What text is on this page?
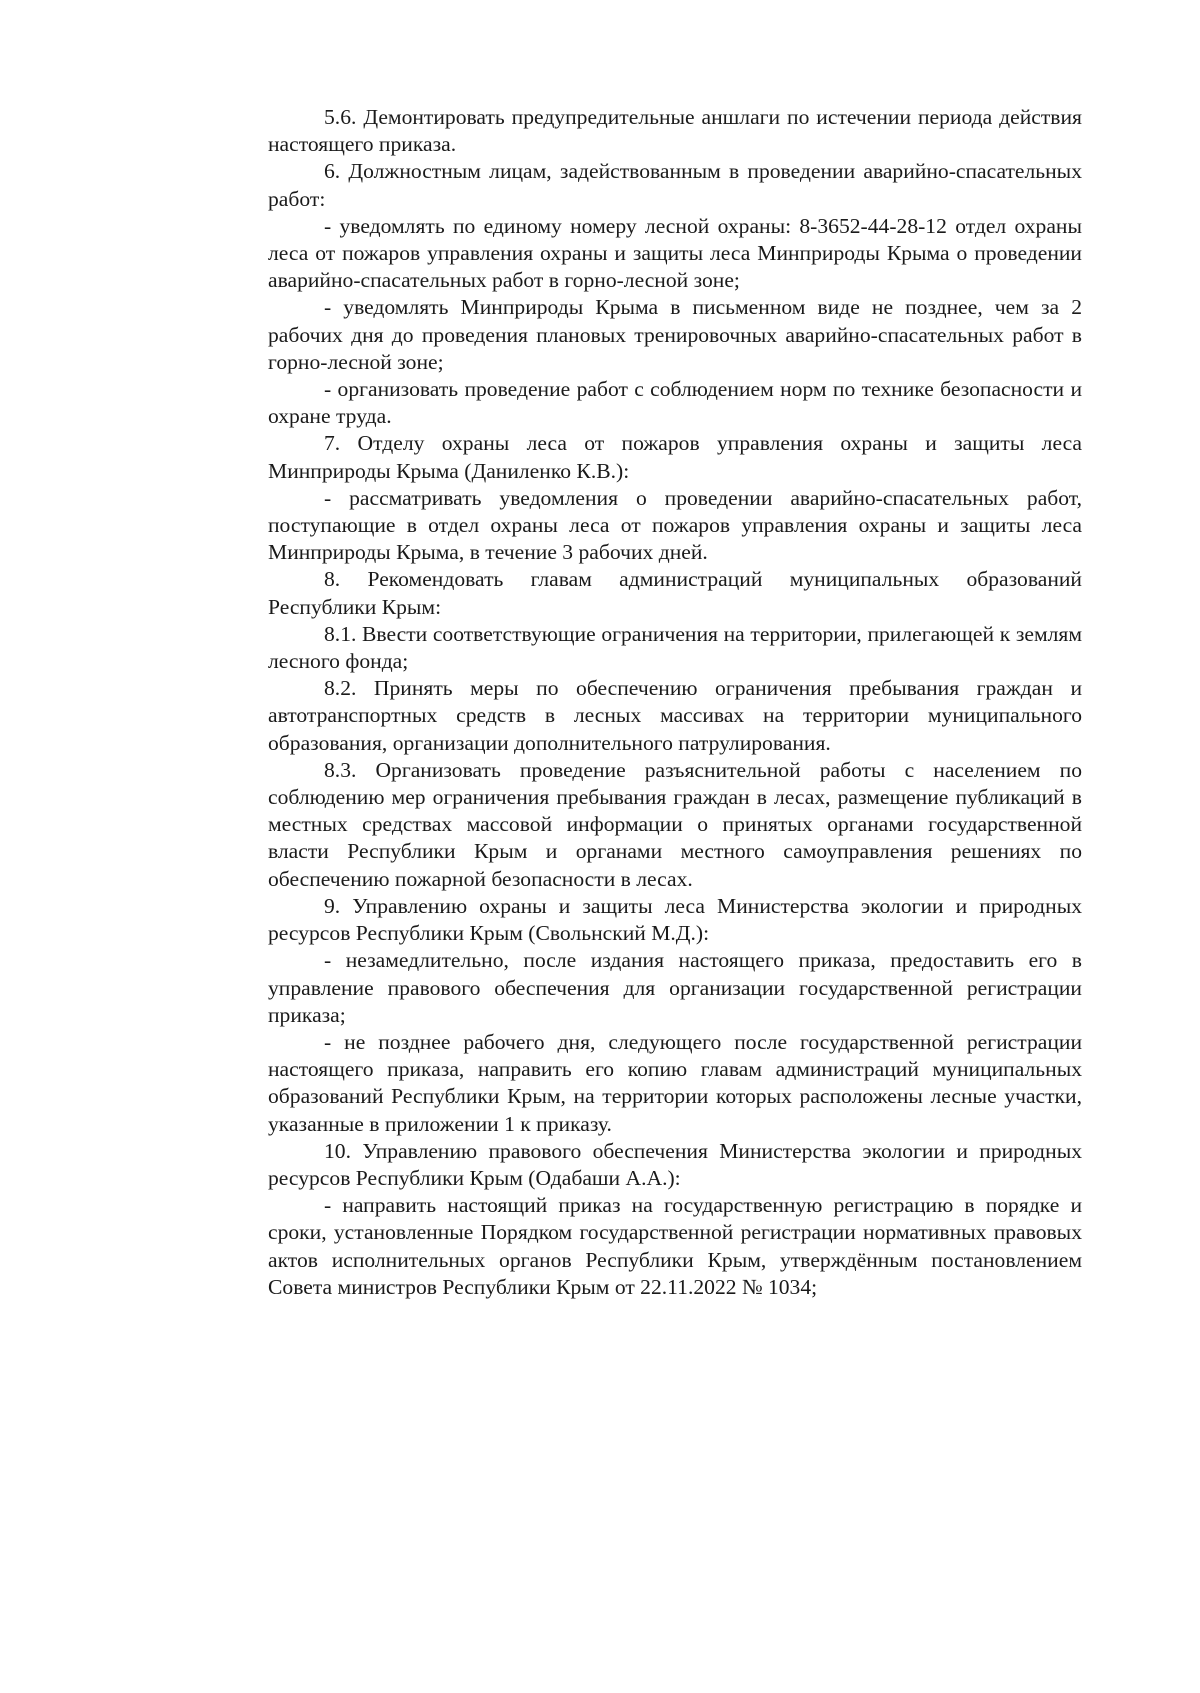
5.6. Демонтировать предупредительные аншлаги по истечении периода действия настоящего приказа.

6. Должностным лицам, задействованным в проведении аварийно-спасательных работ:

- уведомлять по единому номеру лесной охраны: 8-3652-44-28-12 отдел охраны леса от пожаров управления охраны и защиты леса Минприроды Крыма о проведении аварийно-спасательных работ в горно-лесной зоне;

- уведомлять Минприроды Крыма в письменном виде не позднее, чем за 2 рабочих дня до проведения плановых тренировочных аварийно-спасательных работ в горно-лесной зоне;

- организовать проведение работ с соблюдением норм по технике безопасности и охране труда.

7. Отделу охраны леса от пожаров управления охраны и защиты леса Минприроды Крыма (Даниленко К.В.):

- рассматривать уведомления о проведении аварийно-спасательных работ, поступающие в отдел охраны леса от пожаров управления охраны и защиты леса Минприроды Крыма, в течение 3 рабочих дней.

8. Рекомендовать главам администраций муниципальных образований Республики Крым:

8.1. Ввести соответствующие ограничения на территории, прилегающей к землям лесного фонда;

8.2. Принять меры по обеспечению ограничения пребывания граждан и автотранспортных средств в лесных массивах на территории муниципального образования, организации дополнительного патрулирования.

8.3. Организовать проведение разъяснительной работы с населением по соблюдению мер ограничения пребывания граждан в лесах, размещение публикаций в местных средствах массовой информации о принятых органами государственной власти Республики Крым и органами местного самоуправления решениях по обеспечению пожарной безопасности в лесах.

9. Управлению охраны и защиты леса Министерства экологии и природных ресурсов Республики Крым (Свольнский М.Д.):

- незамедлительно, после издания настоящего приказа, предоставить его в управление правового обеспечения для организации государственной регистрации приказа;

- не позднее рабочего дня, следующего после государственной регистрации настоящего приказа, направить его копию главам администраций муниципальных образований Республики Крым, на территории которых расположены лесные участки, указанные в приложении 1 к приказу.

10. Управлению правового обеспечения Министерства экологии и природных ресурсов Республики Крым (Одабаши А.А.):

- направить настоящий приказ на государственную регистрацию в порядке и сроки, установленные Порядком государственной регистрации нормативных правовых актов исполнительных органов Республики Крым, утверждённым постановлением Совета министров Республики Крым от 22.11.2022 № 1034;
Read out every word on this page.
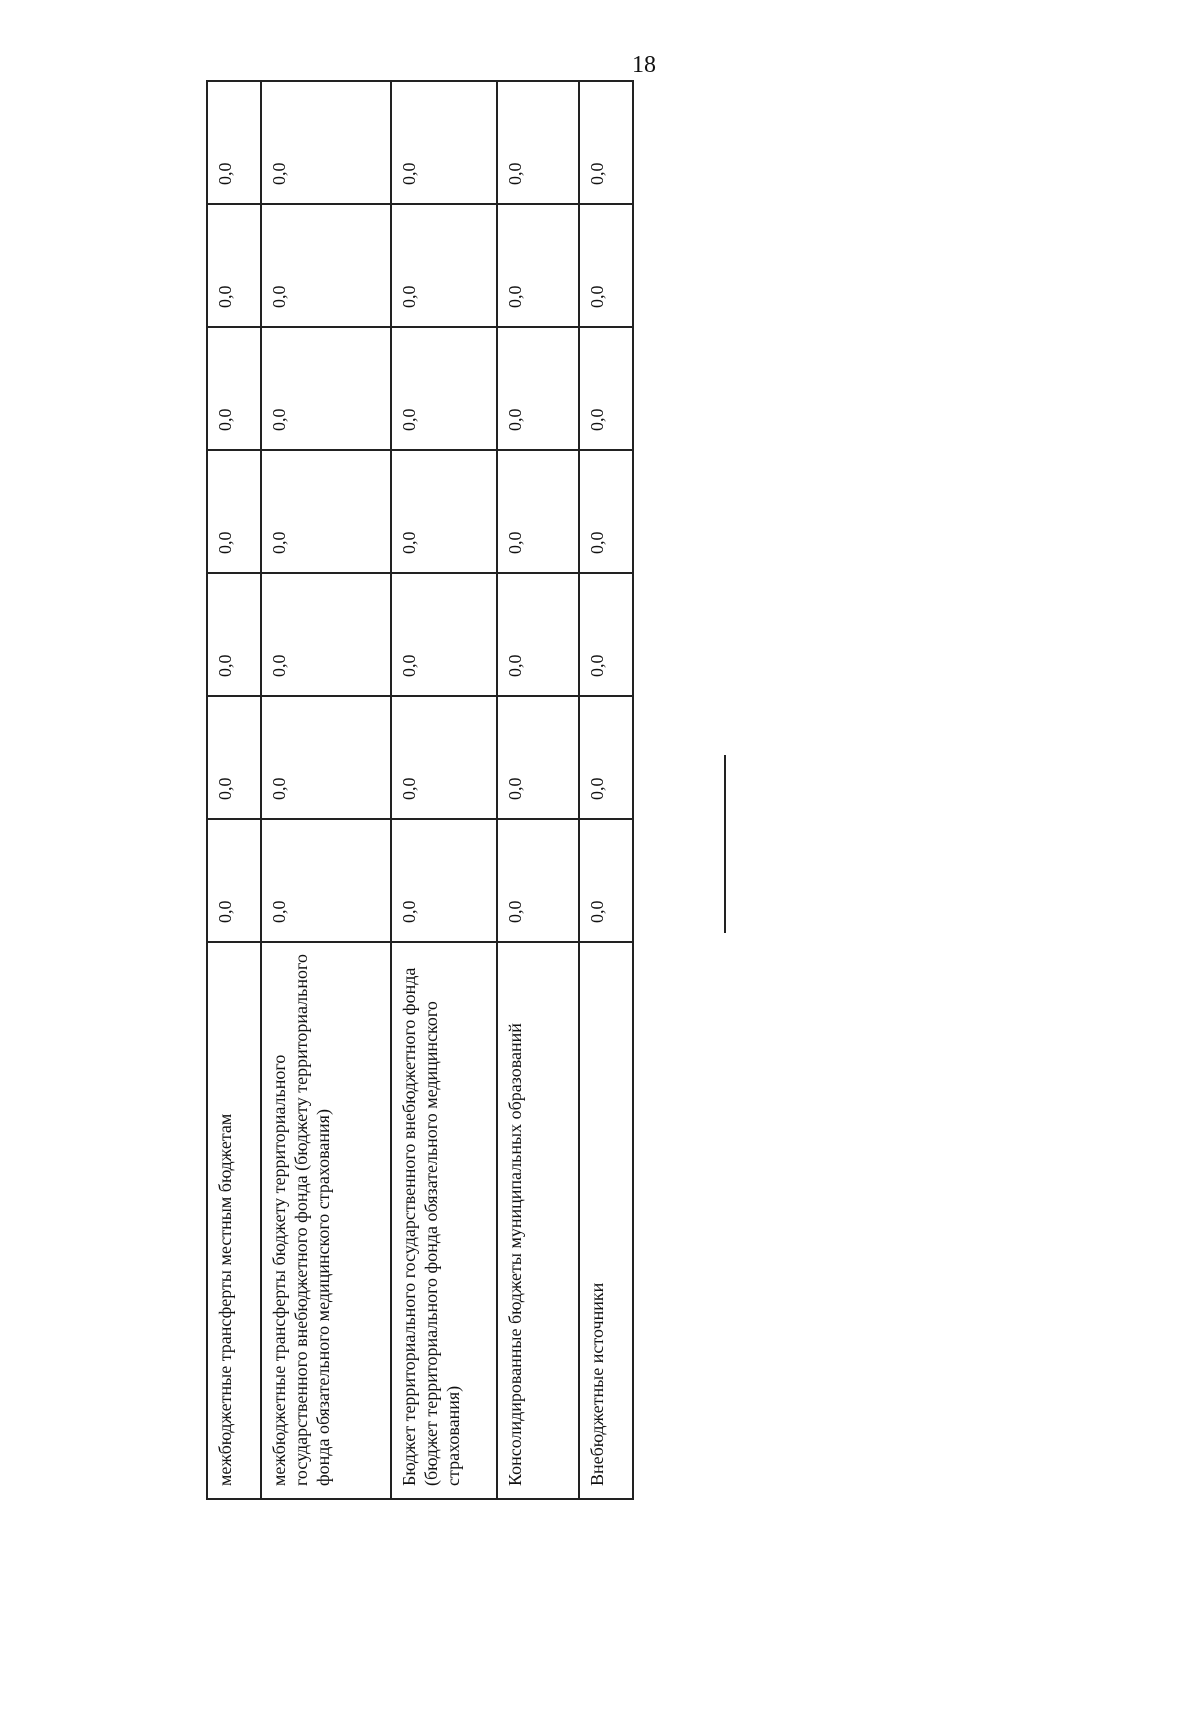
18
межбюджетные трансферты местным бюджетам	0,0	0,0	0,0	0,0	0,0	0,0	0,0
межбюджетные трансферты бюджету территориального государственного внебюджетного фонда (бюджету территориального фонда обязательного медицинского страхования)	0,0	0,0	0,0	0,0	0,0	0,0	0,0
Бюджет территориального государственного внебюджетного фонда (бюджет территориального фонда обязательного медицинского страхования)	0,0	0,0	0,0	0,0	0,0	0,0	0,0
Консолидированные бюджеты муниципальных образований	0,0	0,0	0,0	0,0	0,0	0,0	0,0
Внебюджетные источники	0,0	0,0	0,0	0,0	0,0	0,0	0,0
--
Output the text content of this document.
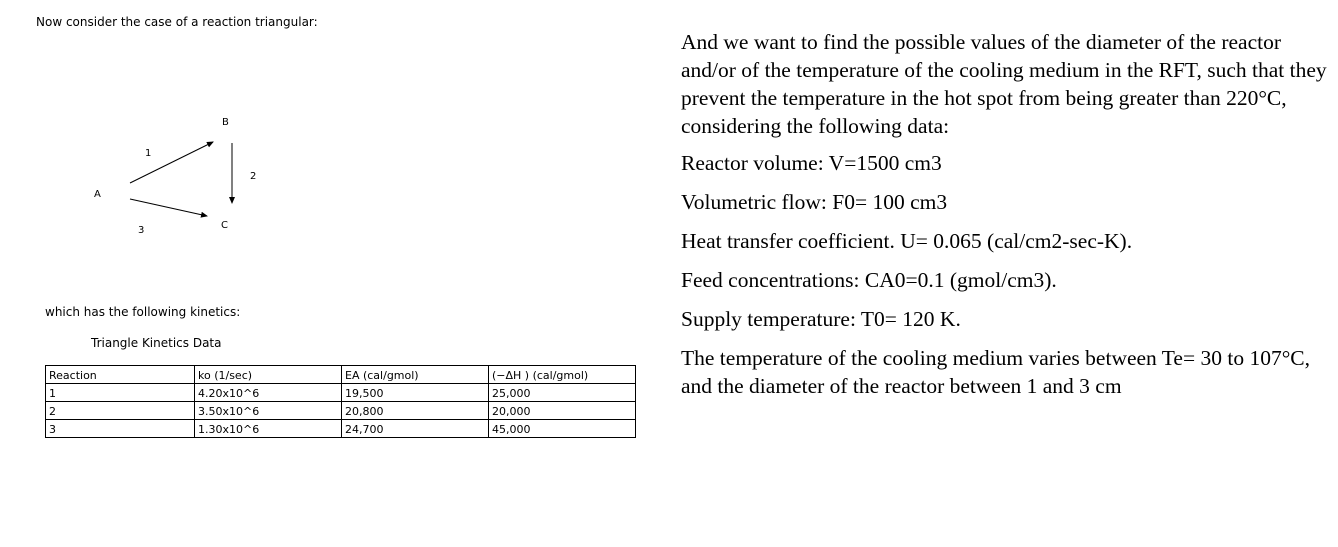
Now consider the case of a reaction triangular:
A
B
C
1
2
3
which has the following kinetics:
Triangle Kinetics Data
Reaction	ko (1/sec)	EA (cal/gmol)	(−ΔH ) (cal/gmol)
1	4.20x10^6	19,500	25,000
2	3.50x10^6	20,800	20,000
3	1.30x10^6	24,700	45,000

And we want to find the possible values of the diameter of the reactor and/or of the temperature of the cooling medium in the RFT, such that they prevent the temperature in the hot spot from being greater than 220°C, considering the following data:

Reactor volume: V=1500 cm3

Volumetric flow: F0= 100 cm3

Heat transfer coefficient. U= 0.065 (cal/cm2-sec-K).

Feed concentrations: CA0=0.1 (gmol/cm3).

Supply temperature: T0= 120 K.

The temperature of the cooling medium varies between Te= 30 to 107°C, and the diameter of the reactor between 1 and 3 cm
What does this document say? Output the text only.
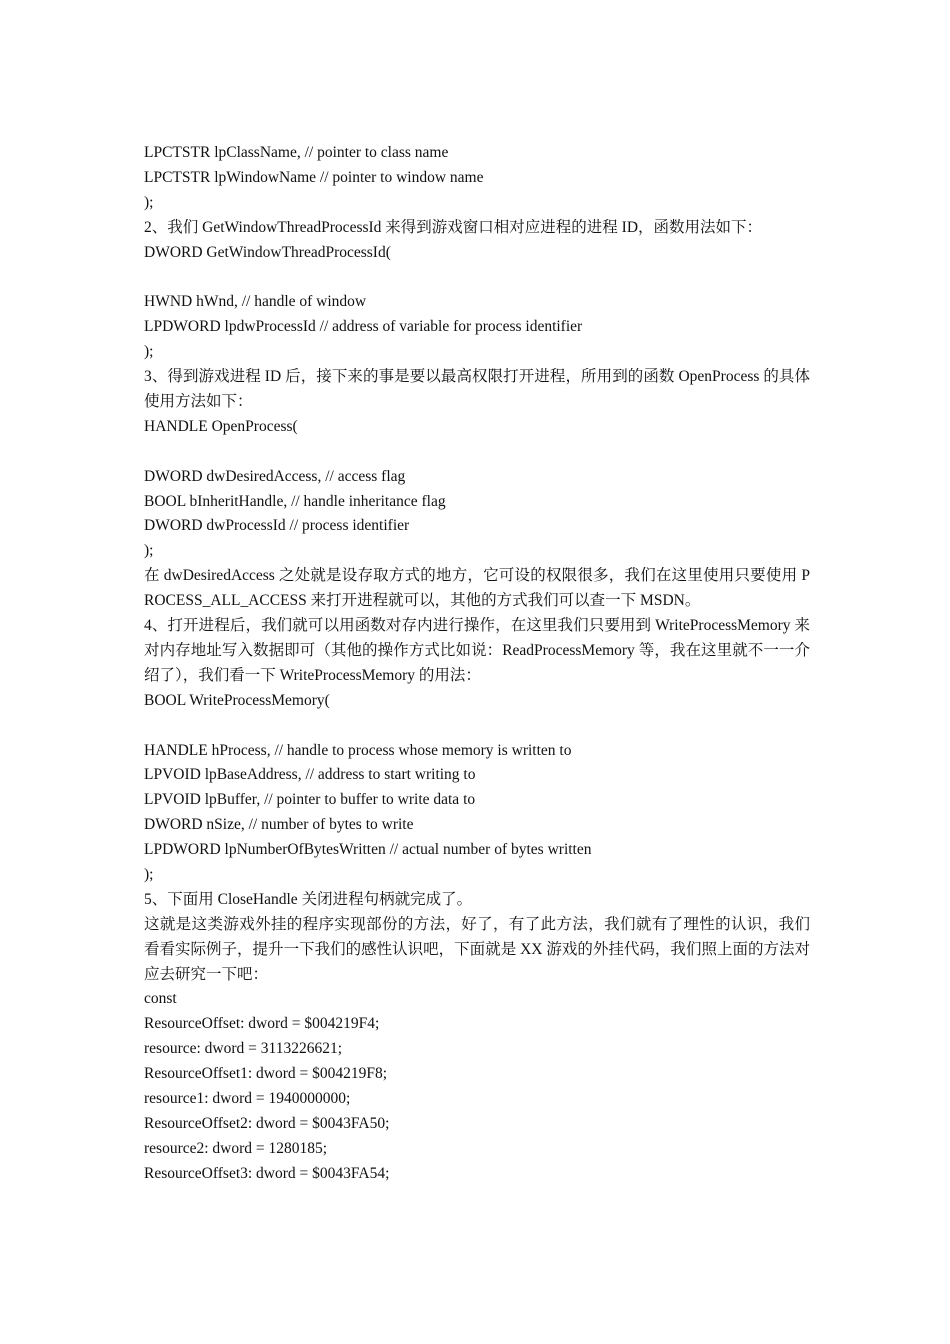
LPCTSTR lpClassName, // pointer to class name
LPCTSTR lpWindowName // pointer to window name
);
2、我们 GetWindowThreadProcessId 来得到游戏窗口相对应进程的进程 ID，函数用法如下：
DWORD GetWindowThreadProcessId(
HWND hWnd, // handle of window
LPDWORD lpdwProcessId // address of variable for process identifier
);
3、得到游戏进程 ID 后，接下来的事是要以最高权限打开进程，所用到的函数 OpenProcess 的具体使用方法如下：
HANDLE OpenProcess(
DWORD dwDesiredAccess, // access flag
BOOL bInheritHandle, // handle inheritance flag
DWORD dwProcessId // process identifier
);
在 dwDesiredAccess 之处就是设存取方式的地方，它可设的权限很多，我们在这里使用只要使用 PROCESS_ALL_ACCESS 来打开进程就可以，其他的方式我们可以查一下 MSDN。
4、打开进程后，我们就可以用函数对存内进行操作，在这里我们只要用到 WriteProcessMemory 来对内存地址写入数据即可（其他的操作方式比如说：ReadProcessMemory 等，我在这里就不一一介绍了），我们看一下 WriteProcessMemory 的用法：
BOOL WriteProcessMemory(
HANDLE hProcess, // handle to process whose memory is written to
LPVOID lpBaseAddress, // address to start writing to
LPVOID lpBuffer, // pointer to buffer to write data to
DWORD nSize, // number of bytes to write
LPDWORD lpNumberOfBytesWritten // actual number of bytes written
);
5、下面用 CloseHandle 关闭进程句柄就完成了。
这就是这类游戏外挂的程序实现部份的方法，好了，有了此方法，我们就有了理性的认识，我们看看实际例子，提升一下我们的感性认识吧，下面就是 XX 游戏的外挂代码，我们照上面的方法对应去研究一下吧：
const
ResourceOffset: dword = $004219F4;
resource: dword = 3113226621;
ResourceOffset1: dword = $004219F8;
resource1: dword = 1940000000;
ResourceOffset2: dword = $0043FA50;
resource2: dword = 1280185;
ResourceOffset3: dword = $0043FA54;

Work to complete:
Scan the entries above for the word "What" and collect each line holding it.

Result of the task:
What text is on this page?
What does this document say? Output the text only.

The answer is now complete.